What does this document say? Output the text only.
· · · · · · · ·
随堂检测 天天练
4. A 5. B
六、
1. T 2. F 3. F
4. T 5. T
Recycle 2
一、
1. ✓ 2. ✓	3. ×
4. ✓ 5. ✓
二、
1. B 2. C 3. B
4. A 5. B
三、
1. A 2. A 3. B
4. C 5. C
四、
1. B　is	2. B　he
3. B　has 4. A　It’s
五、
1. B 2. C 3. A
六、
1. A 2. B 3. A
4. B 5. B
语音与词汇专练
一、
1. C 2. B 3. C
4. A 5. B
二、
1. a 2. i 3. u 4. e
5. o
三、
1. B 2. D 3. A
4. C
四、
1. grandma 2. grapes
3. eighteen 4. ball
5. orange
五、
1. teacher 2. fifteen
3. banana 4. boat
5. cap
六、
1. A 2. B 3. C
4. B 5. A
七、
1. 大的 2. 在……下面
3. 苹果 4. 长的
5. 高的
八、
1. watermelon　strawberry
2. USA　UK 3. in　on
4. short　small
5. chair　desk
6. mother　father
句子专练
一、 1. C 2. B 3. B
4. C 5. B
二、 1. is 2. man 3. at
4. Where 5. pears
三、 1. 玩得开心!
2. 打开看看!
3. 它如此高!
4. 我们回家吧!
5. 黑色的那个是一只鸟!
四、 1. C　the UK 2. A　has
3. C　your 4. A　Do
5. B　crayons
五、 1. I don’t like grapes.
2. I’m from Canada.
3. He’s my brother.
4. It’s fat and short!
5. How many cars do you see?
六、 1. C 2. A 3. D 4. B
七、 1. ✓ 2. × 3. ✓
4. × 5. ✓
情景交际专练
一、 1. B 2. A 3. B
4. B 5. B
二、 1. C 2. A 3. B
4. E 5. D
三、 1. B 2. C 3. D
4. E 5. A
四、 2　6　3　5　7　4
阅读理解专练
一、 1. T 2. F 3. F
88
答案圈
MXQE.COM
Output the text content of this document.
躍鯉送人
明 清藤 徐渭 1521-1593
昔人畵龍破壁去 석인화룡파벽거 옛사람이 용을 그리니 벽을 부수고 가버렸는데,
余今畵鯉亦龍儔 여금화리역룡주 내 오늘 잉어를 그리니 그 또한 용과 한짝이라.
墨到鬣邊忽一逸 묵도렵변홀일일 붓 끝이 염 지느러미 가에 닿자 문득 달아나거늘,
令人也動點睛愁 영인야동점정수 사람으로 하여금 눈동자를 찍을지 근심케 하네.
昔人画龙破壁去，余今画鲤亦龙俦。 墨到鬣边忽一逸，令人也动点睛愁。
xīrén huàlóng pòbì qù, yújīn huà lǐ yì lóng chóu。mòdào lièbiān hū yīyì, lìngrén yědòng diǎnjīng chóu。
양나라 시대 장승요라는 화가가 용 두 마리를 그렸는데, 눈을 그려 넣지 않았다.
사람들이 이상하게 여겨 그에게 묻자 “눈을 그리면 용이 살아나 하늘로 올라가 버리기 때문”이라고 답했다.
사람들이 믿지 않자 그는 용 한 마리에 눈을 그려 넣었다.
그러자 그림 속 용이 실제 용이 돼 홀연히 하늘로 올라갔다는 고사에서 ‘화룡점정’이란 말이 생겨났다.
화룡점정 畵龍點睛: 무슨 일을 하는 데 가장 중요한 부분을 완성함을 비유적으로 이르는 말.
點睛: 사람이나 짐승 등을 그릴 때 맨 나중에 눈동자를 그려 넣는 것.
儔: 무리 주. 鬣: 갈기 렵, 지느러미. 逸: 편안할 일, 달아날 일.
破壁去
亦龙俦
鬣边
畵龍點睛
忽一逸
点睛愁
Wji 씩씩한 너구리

+--

EXERCISE REQUIREMENTS =
Recopy the whole listing exactly.

CORRECT OUTPUT =
What does this document say? Output the text only.
· · · · · · · ·
随堂检测 天天练
4. A 5. B
六、
1. T 2. F 3. F
4. T 5. T
Recycle 2
一、
1. ✓ 2. ✓	3. ×
4. ✓ 5. ✓
二、
1. B 2. C 3. B
4. A 5. B
三、
1. A 2. A 3. B
4. C 5. C
四、
1. B　is	2. B　he
3. B　has 4. A　It’s
五、
1. B 2. C 3. A
六、
1. A 2. B 3. A
4. B 5. B
语音与词汇专练
一、
1. C 2. B 3. C
4. A 5. B
二、
1. a 2. i 3. u 4. e
5. o
三、
1. B 2. D 3. A
4. C
四、
1. grandma 2. grapes
3. eighteen 4. ball
5. orange
五、
1. teacher 2. fifteen
3. banana 4. boat
5. cap
六、
1. A 2. B 3. C
4. B 5. A
七、
1. 大的 2. 在……下面
3. 苹果 4. 长的
5. 高的
八、
1. watermelon　strawberry
2. USA　UK 3. in　on
4. short　small
5. chair　desk
6. mother　father
句子专练
一、 1. C 2. B 3. B
4. C 5. B
二、 1. is 2. man 3. at
4. Where 5. pears
三、 1. 玩得开心!
2. 打开看看!
3. 它如此高!
4. 我们回家吧!
5. 黑色的那个是一只鸟!
四、 1. C　the UK 2. A　has
3. C　your 4. A　Do
5. B　crayons
五、 1. I don’t like grapes.
2. I’m from Canada.
3. He’s my brother.
4. It’s fat and short!
5. How many cars do you see?
六、 1. C 2. A 3. D 4. B
七、 1. ✓ 2. × 3. ✓
4. × 5. ✓
情景交际专练
一、 1. B 2. A 3. B
4. B 5. B
二、 1. C 2. A 3. B
4. E 5. D
三、 1. B 2. C 3. D
4. E 5. A
四、 2　6　3　5　7　4
阅读理解专练
一、 1. T 2. F 3. F
88
答案圈
MXQE.COM
Output the text content of this document.
躍鯉送人
明 清藤 徐渭 1521-1593
昔人畵龍破壁去 석인화룡파벽거 옛사람이 용을 그리니 벽을 부수고 가버렸는데,
余今畵鯉亦龍儔 여금화리역룡주 내 오늘 잉어를 그리니 그 또한 용과 한짝이라.
墨到鬣邊忽一逸 묵도렵변홀일일 붓 끝이 염 지느러미 가에 닿자 문득 달아나거늘,
令人也動點睛愁 영인야동점정수 사람으로 하여금 눈동자를 찍을지 근심케 하네.
昔人画龙破壁去，余今画鲤亦龙俦。 墨到鬣边忽一逸，令人也动点睛愁。
xīrén huàlóng pòbì qù, yújīn huà lǐ yì lóng chóu。mòdào lièbiān hū yīyì, lìngrén yědòng diǎnjīng chóu。
양나라 시대 장승요라는 화가가 용 두 마리를 그렸는데, 눈을 그려 넣지 않았다.
사람들이 이상하게 여겨 그에게 묻자 “눈을 그리면 용이 살아나 하늘로 올라가 버리기 때문”이라고 답했다.
사람들이 믿지 않자 그는 용 한 마리에 눈을 그려 넣었다.
그러자 그림 속 용이 실제 용이 돼 홀연히 하늘로 올라갔다는 고사에서 ‘화룡점정’이란 말이 생겨났다.
화룡점정 畵龍點睛: 무슨 일을 하는 데 가장 중요한 부분을 완성함을 비유적으로 이르는 말.
點睛: 사람이나 짐승 등을 그릴 때 맨 나중에 눈동자를 그려 넣는 것.
儔: 무리 주. 鬣: 갈기 렵, 지느러미. 逸: 편안할 일, 달아날 일.
破壁去
亦龙俦
鬣边
畵龍點睛
忽一逸
点睛愁
Wji 씩씩한 너구리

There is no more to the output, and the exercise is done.